_Set task_
Every line of the material is to be repeated exactly as it stands.

_Supplied material_
_ _ _ _ _ _ _

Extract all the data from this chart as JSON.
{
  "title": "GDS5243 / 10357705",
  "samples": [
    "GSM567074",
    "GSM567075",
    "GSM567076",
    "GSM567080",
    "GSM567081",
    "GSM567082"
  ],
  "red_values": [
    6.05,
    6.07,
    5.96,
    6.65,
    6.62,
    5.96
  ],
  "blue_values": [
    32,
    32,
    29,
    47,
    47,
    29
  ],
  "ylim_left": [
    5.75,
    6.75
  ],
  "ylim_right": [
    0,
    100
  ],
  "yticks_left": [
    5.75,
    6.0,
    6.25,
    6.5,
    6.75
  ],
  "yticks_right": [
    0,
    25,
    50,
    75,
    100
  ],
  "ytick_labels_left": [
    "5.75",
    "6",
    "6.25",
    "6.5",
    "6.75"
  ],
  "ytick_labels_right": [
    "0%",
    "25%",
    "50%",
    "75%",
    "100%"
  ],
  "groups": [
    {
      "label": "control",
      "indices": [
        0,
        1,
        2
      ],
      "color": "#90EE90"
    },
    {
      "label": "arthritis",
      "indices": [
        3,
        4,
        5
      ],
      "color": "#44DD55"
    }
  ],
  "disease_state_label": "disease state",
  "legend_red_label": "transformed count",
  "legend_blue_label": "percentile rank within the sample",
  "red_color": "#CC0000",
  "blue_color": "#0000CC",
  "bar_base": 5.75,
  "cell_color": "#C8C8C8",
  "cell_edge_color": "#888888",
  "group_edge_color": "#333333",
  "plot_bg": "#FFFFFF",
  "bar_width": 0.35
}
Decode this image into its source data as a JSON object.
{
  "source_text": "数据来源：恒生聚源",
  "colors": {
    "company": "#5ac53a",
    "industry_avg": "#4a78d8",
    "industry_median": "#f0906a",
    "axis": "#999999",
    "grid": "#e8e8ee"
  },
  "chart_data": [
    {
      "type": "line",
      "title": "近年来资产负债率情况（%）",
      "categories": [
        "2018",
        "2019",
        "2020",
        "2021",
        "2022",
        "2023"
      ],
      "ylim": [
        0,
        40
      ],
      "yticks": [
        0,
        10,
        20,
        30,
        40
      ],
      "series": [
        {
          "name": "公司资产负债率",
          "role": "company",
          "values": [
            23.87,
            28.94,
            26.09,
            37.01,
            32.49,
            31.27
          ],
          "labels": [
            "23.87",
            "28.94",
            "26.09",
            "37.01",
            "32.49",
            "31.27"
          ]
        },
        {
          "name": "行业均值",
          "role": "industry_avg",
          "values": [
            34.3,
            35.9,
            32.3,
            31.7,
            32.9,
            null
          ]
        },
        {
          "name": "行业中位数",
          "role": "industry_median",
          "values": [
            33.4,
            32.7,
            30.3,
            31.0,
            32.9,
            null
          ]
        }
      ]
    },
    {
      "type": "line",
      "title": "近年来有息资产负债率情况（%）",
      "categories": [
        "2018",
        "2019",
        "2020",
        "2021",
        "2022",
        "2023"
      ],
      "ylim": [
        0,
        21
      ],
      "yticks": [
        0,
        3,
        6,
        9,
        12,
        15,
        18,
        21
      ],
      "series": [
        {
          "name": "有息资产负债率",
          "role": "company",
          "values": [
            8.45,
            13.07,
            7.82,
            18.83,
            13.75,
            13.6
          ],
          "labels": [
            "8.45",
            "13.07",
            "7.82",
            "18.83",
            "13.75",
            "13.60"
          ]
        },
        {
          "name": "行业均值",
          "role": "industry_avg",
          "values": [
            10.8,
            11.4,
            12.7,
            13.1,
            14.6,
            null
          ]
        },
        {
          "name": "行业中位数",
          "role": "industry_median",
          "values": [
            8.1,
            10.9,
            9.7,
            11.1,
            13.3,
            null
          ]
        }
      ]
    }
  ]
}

_ _ _ _ _ _ _

_Complete output_
Extract all the data from this chart as JSON.
{
  "title": "GDS5243 / 10357705",
  "samples": [
    "GSM567074",
    "GSM567075",
    "GSM567076",
    "GSM567080",
    "GSM567081",
    "GSM567082"
  ],
  "red_values": [
    6.05,
    6.07,
    5.96,
    6.65,
    6.62,
    5.96
  ],
  "blue_values": [
    32,
    32,
    29,
    47,
    47,
    29
  ],
  "ylim_left": [
    5.75,
    6.75
  ],
  "ylim_right": [
    0,
    100
  ],
  "yticks_left": [
    5.75,
    6.0,
    6.25,
    6.5,
    6.75
  ],
  "yticks_right": [
    0,
    25,
    50,
    75,
    100
  ],
  "ytick_labels_left": [
    "5.75",
    "6",
    "6.25",
    "6.5",
    "6.75"
  ],
  "ytick_labels_right": [
    "0%",
    "25%",
    "50%",
    "75%",
    "100%"
  ],
  "groups": [
    {
      "label": "control",
      "indices": [
        0,
        1,
        2
      ],
      "color": "#90EE90"
    },
    {
      "label": "arthritis",
      "indices": [
        3,
        4,
        5
      ],
      "color": "#44DD55"
    }
  ],
  "disease_state_label": "disease state",
  "legend_red_label": "transformed count",
  "legend_blue_label": "percentile rank within the sample",
  "red_color": "#CC0000",
  "blue_color": "#0000CC",
  "bar_base": 5.75,
  "cell_color": "#C8C8C8",
  "cell_edge_color": "#888888",
  "group_edge_color": "#333333",
  "plot_bg": "#FFFFFF",
  "bar_width": 0.35
}
Decode this image into its source data as a JSON object.
{
  "source_text": "数据来源：恒生聚源",
  "colors": {
    "company": "#5ac53a",
    "industry_avg": "#4a78d8",
    "industry_median": "#f0906a",
    "axis": "#999999",
    "grid": "#e8e8ee"
  },
  "chart_data": [
    {
      "type": "line",
      "title": "近年来资产负债率情况（%）",
      "categories": [
        "2018",
        "2019",
        "2020",
        "2021",
        "2022",
        "2023"
      ],
      "ylim": [
        0,
        40
      ],
      "yticks": [
        0,
        10,
        20,
        30,
        40
      ],
      "series": [
        {
          "name": "公司资产负债率",
          "role": "company",
          "values": [
            23.87,
            28.94,
            26.09,
            37.01,
            32.49,
            31.27
          ],
          "labels": [
            "23.87",
            "28.94",
            "26.09",
            "37.01",
            "32.49",
            "31.27"
          ]
        },
        {
          "name": "行业均值",
          "role": "industry_avg",
          "values": [
            34.3,
            35.9,
            32.3,
            31.7,
            32.9,
            null
          ]
        },
        {
          "name": "行业中位数",
          "role": "industry_median",
          "values": [
            33.4,
            32.7,
            30.3,
            31.0,
            32.9,
            null
          ]
        }
      ]
    },
    {
      "type": "line",
      "title": "近年来有息资产负债率情况（%）",
      "categories": [
        "2018",
        "2019",
        "2020",
        "2021",
        "2022",
        "2023"
      ],
      "ylim": [
        0,
        21
      ],
      "yticks": [
        0,
        3,
        6,
        9,
        12,
        15,
        18,
        21
      ],
      "series": [
        {
          "name": "有息资产负债率",
          "role": "company",
          "values": [
            8.45,
            13.07,
            7.82,
            18.83,
            13.75,
            13.6
          ],
          "labels": [
            "8.45",
            "13.07",
            "7.82",
            "18.83",
            "13.75",
            "13.60"
          ]
        },
        {
          "name": "行业均值",
          "role": "industry_avg",
          "values": [
            10.8,
            11.4,
            12.7,
            13.1,
            14.6,
            null
          ]
        },
        {
          "name": "行业中位数",
          "role": "industry_median",
          "values": [
            8.1,
            10.9,
            9.7,
            11.1,
            13.3,
            null
          ]
        }
      ]
    }
  ]
}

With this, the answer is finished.